(Aim of the exercise): Print each line of the listing once more, precisely as given.

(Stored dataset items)
========================================
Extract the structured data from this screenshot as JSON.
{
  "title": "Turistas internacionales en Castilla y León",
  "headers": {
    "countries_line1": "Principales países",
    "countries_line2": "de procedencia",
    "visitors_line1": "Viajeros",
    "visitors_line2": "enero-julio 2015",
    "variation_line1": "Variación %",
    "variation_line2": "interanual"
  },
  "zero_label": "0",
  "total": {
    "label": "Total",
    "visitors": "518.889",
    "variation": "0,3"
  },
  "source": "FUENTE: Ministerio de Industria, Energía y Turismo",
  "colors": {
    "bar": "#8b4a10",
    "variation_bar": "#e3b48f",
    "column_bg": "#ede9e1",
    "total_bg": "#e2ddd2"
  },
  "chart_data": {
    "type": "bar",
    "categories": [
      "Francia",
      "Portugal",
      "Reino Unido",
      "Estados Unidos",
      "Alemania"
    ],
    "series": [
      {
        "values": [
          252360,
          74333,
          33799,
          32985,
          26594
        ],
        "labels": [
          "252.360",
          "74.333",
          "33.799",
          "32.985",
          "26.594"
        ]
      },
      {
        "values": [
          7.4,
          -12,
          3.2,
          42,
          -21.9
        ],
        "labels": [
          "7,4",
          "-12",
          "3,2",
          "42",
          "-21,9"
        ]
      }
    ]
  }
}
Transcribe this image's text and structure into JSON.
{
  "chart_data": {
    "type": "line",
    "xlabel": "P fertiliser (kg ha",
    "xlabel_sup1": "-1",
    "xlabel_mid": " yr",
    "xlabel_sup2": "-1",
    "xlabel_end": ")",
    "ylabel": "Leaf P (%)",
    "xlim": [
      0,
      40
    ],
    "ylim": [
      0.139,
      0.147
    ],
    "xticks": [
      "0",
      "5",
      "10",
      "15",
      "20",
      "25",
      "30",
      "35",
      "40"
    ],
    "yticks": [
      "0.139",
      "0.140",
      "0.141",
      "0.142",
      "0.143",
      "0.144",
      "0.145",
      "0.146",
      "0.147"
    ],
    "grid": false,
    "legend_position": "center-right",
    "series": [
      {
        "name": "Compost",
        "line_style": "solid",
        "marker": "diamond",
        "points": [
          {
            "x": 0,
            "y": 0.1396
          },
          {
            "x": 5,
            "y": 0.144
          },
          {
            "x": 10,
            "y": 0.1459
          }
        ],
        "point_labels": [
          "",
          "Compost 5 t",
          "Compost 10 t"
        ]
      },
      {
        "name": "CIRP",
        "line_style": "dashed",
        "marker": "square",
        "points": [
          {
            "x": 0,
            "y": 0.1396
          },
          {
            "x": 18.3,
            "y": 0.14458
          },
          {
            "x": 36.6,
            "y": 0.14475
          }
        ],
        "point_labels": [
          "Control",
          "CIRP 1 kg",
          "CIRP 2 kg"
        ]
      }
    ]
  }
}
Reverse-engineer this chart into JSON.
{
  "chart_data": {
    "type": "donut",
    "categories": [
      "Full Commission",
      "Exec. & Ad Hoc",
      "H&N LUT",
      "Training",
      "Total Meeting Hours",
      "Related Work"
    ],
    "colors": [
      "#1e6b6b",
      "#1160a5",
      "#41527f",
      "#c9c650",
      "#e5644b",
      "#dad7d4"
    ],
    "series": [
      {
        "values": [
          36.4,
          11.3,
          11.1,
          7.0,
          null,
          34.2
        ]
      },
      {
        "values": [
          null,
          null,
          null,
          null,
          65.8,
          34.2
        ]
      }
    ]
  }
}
========================================
(Response):
Extract the structured data from this screenshot as JSON.
{
  "title": "Turistas internacionales en Castilla y León",
  "headers": {
    "countries_line1": "Principales países",
    "countries_line2": "de procedencia",
    "visitors_line1": "Viajeros",
    "visitors_line2": "enero-julio 2015",
    "variation_line1": "Variación %",
    "variation_line2": "interanual"
  },
  "zero_label": "0",
  "total": {
    "label": "Total",
    "visitors": "518.889",
    "variation": "0,3"
  },
  "source": "FUENTE: Ministerio de Industria, Energía y Turismo",
  "colors": {
    "bar": "#8b4a10",
    "variation_bar": "#e3b48f",
    "column_bg": "#ede9e1",
    "total_bg": "#e2ddd2"
  },
  "chart_data": {
    "type": "bar",
    "categories": [
      "Francia",
      "Portugal",
      "Reino Unido",
      "Estados Unidos",
      "Alemania"
    ],
    "series": [
      {
        "values": [
          252360,
          74333,
          33799,
          32985,
          26594
        ],
        "labels": [
          "252.360",
          "74.333",
          "33.799",
          "32.985",
          "26.594"
        ]
      },
      {
        "values": [
          7.4,
          -12,
          3.2,
          42,
          -21.9
        ],
        "labels": [
          "7,4",
          "-12",
          "3,2",
          "42",
          "-21,9"
        ]
      }
    ]
  }
}
Transcribe this image's text and structure into JSON.
{
  "chart_data": {
    "type": "line",
    "xlabel": "P fertiliser (kg ha",
    "xlabel_sup1": "-1",
    "xlabel_mid": " yr",
    "xlabel_sup2": "-1",
    "xlabel_end": ")",
    "ylabel": "Leaf P (%)",
    "xlim": [
      0,
      40
    ],
    "ylim": [
      0.139,
      0.147
    ],
    "xticks": [
      "0",
      "5",
      "10",
      "15",
      "20",
      "25",
      "30",
      "35",
      "40"
    ],
    "yticks": [
      "0.139",
      "0.140",
      "0.141",
      "0.142",
      "0.143",
      "0.144",
      "0.145",
      "0.146",
      "0.147"
    ],
    "grid": false,
    "legend_position": "center-right",
    "series": [
      {
        "name": "Compost",
        "line_style": "solid",
        "marker": "diamond",
        "points": [
          {
            "x": 0,
            "y": 0.1396
          },
          {
            "x": 5,
            "y": 0.144
          },
          {
            "x": 10,
            "y": 0.1459
          }
        ],
        "point_labels": [
          "",
          "Compost 5 t",
          "Compost 10 t"
        ]
      },
      {
        "name": "CIRP",
        "line_style": "dashed",
        "marker": "square",
        "points": [
          {
            "x": 0,
            "y": 0.1396
          },
          {
            "x": 18.3,
            "y": 0.14458
          },
          {
            "x": 36.6,
            "y": 0.14475
          }
        ],
        "point_labels": [
          "Control",
          "CIRP 1 kg",
          "CIRP 2 kg"
        ]
      }
    ]
  }
}
Reverse-engineer this chart into JSON.
{
  "chart_data": {
    "type": "donut",
    "categories": [
      "Full Commission",
      "Exec. & Ad Hoc",
      "H&N LUT",
      "Training",
      "Total Meeting Hours",
      "Related Work"
    ],
    "colors": [
      "#1e6b6b",
      "#1160a5",
      "#41527f",
      "#c9c650",
      "#e5644b",
      "#dad7d4"
    ],
    "series": [
      {
        "values": [
          36.4,
          11.3,
          11.1,
          7.0,
          null,
          34.2
        ]
      },
      {
        "values": [
          null,
          null,
          null,
          null,
          65.8,
          34.2
        ]
      }
    ]
  }
}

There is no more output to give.